**TASK DESCRIPTION**.
Extract all of the entries and set them down verbatim.

(Collected data)
────────

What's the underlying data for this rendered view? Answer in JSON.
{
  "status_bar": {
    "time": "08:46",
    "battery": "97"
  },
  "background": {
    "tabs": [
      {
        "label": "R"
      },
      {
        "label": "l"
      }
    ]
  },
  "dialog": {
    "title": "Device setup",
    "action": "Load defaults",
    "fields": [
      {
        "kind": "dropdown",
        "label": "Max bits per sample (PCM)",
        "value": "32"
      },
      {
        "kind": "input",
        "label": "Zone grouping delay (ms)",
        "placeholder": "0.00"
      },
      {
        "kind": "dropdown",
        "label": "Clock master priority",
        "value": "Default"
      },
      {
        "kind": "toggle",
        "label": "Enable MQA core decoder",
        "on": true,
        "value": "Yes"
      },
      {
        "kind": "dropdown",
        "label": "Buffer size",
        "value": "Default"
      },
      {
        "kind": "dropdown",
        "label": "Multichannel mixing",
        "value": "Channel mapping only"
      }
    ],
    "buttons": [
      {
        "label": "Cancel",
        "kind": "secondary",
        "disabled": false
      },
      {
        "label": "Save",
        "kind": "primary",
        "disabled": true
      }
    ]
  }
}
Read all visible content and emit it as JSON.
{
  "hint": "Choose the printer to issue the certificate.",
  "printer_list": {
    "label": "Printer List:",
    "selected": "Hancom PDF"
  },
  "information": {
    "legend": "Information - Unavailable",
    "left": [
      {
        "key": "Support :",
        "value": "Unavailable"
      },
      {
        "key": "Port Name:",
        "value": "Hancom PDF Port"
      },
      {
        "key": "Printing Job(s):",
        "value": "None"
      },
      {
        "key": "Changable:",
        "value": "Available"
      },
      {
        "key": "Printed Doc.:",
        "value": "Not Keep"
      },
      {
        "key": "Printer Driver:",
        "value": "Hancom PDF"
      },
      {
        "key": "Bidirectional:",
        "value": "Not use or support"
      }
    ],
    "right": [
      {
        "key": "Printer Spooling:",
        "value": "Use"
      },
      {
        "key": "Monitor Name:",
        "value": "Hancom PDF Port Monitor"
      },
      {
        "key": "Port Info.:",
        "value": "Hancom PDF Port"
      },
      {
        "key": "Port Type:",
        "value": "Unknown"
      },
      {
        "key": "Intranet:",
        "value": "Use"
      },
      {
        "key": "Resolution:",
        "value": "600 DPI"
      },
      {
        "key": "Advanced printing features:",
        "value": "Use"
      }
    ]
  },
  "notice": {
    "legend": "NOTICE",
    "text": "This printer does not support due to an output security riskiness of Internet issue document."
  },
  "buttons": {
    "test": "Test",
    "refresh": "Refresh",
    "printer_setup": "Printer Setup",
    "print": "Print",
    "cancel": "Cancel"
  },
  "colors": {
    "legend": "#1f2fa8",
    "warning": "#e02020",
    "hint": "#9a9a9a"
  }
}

────────

**ANSWER**.
What's the underlying data for this rendered view? Answer in JSON.
{
  "status_bar": {
    "time": "08:46",
    "battery": "97"
  },
  "background": {
    "tabs": [
      {
        "label": "R"
      },
      {
        "label": "l"
      }
    ]
  },
  "dialog": {
    "title": "Device setup",
    "action": "Load defaults",
    "fields": [
      {
        "kind": "dropdown",
        "label": "Max bits per sample (PCM)",
        "value": "32"
      },
      {
        "kind": "input",
        "label": "Zone grouping delay (ms)",
        "placeholder": "0.00"
      },
      {
        "kind": "dropdown",
        "label": "Clock master priority",
        "value": "Default"
      },
      {
        "kind": "toggle",
        "label": "Enable MQA core decoder",
        "on": true,
        "value": "Yes"
      },
      {
        "kind": "dropdown",
        "label": "Buffer size",
        "value": "Default"
      },
      {
        "kind": "dropdown",
        "label": "Multichannel mixing",
        "value": "Channel mapping only"
      }
    ],
    "buttons": [
      {
        "label": "Cancel",
        "kind": "secondary",
        "disabled": false
      },
      {
        "label": "Save",
        "kind": "primary",
        "disabled": true
      }
    ]
  }
}
Read all visible content and emit it as JSON.
{
  "hint": "Choose the printer to issue the certificate.",
  "printer_list": {
    "label": "Printer List:",
    "selected": "Hancom PDF"
  },
  "information": {
    "legend": "Information - Unavailable",
    "left": [
      {
        "key": "Support :",
        "value": "Unavailable"
      },
      {
        "key": "Port Name:",
        "value": "Hancom PDF Port"
      },
      {
        "key": "Printing Job(s):",
        "value": "None"
      },
      {
        "key": "Changable:",
        "value": "Available"
      },
      {
        "key": "Printed Doc.:",
        "value": "Not Keep"
      },
      {
        "key": "Printer Driver:",
        "value": "Hancom PDF"
      },
      {
        "key": "Bidirectional:",
        "value": "Not use or support"
      }
    ],
    "right": [
      {
        "key": "Printer Spooling:",
        "value": "Use"
      },
      {
        "key": "Monitor Name:",
        "value": "Hancom PDF Port Monitor"
      },
      {
        "key": "Port Info.:",
        "value": "Hancom PDF Port"
      },
      {
        "key": "Port Type:",
        "value": "Unknown"
      },
      {
        "key": "Intranet:",
        "value": "Use"
      },
      {
        "key": "Resolution:",
        "value": "600 DPI"
      },
      {
        "key": "Advanced printing features:",
        "value": "Use"
      }
    ]
  },
  "notice": {
    "legend": "NOTICE",
    "text": "This printer does not support due to an output security riskiness of Internet issue document."
  },
  "buttons": {
    "test": "Test",
    "refresh": "Refresh",
    "printer_setup": "Printer Setup",
    "print": "Print",
    "cancel": "Cancel"
  },
  "colors": {
    "legend": "#1f2fa8",
    "warning": "#e02020",
    "hint": "#9a9a9a"
  }
}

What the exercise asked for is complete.